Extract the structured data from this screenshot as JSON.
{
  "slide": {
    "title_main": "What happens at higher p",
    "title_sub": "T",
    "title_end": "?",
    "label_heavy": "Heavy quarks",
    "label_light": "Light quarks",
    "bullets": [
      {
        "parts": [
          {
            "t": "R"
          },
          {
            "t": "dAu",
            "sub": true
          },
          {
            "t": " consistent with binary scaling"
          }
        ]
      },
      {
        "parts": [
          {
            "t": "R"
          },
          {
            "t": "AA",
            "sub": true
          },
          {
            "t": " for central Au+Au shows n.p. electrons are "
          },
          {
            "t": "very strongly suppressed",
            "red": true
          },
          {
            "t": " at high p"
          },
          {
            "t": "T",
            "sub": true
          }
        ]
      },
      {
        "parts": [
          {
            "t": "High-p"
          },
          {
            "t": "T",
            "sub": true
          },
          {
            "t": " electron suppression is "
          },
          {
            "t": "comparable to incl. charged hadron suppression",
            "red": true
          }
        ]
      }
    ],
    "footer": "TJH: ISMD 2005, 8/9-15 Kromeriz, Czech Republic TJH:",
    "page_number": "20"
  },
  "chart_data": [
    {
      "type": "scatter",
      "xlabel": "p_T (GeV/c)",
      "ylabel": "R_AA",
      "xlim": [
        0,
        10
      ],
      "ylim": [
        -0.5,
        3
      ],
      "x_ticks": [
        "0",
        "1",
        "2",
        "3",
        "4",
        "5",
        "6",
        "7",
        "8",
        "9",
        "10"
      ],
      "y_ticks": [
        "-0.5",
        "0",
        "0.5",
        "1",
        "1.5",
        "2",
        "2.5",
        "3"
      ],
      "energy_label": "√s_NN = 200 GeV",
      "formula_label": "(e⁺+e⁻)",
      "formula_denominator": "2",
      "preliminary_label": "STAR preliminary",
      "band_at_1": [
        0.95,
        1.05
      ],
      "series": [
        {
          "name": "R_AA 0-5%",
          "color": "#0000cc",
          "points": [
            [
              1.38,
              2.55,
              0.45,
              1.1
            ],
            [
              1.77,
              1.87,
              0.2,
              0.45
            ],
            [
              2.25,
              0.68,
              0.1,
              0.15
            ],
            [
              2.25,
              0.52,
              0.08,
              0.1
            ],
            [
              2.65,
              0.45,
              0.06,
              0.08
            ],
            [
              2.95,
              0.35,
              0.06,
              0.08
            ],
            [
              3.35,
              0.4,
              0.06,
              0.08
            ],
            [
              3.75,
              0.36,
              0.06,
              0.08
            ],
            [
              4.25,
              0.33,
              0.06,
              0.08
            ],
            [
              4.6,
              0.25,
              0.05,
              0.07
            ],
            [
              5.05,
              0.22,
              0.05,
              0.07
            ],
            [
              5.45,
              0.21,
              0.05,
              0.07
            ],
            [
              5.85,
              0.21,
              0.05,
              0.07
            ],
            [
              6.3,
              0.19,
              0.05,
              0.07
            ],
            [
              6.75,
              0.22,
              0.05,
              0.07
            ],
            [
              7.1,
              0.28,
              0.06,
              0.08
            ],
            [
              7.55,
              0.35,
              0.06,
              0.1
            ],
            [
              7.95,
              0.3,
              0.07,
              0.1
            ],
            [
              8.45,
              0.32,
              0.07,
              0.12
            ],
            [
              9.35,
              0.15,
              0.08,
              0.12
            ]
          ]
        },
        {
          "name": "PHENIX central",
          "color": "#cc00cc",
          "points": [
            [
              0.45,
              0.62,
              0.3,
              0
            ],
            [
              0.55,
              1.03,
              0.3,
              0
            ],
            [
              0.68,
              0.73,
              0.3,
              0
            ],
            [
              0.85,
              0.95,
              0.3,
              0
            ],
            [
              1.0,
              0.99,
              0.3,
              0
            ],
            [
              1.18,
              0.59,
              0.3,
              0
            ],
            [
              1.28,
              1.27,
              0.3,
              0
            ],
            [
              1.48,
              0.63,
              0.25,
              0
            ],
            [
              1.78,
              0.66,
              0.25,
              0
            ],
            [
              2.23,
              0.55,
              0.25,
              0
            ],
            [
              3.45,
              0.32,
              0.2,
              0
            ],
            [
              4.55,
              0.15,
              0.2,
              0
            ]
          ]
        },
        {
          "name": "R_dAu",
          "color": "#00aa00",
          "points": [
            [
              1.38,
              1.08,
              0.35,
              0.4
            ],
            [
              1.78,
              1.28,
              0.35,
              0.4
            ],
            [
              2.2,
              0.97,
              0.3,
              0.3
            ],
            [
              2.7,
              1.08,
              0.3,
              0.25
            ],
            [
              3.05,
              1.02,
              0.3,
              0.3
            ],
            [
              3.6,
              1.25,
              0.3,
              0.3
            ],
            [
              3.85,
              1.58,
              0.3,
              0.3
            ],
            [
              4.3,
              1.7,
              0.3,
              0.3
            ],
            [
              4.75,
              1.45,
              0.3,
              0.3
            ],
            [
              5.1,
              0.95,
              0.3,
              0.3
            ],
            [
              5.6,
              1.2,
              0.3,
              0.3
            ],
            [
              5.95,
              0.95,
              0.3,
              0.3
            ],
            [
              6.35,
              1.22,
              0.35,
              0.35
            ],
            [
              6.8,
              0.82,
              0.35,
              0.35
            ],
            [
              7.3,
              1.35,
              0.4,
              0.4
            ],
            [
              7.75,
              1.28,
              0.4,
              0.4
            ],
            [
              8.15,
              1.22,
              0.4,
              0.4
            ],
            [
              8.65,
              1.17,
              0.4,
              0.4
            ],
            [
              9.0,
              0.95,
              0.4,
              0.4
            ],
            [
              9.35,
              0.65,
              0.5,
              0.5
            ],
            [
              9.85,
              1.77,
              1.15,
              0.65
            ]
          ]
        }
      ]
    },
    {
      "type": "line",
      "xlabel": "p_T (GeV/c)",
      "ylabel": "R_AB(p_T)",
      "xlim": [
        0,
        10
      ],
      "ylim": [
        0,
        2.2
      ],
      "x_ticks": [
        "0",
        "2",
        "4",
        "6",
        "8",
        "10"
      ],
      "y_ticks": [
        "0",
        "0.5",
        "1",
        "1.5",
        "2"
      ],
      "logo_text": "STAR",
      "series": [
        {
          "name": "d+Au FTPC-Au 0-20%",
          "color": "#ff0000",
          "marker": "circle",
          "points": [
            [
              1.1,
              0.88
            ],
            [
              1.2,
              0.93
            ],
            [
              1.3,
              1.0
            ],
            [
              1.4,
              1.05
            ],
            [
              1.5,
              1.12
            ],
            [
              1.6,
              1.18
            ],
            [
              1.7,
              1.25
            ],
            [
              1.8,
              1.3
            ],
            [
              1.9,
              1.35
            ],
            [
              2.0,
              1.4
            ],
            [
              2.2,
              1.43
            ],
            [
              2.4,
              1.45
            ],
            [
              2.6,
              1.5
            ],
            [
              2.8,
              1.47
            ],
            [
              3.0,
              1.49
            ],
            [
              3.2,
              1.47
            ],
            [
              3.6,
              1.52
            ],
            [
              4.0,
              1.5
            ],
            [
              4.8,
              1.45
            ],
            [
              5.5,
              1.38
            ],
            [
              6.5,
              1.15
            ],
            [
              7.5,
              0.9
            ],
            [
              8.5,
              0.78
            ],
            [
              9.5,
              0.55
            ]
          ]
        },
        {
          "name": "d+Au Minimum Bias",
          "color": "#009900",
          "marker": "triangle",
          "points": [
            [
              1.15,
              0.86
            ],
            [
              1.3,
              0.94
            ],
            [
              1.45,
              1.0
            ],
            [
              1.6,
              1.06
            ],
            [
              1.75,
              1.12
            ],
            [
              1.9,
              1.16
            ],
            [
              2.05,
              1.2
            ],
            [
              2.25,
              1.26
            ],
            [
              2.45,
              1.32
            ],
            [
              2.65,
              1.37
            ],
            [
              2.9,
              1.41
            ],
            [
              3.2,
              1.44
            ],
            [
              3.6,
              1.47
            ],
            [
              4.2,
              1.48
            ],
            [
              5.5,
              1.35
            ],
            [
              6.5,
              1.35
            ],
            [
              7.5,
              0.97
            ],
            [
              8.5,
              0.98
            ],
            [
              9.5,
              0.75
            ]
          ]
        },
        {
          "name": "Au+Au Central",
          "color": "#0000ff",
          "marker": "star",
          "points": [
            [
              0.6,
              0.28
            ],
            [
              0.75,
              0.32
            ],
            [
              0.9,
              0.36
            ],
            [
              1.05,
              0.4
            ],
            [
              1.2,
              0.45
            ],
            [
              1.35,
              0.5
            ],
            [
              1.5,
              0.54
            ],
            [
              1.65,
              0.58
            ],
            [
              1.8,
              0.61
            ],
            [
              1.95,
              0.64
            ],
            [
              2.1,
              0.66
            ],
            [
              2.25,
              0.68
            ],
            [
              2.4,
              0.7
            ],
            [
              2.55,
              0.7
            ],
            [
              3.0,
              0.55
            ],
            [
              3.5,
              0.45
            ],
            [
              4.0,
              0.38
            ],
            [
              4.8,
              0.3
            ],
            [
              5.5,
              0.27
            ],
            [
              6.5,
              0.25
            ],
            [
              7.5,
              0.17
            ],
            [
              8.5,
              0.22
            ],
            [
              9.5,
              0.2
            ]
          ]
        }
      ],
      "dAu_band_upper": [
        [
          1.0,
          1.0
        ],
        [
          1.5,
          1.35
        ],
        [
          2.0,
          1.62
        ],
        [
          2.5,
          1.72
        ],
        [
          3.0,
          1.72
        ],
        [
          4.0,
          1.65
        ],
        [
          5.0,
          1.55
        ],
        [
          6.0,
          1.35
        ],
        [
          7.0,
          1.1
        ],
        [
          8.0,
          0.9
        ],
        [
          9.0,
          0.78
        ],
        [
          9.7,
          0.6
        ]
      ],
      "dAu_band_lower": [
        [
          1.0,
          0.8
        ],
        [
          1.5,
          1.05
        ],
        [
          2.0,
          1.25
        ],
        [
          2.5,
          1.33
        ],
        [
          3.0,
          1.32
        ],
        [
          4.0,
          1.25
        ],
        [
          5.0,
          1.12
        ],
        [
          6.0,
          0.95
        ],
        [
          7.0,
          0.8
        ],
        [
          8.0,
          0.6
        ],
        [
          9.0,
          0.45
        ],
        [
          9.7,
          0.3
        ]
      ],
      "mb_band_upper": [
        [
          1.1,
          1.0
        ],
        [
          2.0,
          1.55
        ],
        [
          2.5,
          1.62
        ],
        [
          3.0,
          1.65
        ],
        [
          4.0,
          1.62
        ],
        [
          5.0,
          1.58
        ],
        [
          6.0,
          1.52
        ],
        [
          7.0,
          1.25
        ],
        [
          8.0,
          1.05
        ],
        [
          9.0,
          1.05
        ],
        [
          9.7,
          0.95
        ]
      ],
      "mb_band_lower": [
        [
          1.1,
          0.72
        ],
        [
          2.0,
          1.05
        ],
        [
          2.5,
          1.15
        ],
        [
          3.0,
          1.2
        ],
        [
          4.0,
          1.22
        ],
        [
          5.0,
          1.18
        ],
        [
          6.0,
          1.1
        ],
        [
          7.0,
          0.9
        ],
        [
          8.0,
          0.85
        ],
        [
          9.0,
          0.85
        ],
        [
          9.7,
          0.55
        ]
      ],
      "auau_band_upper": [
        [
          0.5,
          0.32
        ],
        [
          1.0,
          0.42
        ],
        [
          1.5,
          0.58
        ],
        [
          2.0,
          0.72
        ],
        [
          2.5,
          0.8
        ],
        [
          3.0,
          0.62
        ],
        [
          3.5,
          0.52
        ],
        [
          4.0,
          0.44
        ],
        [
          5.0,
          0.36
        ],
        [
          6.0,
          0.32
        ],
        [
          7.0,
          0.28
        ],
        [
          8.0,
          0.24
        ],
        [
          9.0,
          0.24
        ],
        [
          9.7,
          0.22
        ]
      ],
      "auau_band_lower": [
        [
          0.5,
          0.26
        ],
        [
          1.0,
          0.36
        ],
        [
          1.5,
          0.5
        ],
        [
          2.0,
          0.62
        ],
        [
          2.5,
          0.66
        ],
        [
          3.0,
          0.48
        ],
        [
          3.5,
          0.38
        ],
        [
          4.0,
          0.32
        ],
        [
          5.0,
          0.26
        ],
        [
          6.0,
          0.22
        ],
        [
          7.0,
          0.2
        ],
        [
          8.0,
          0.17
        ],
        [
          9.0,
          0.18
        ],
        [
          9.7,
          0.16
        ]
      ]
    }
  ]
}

*****

**Written problem:**
Say how many lines include the word "quarks"; reply with the number alone.

**Response:**
2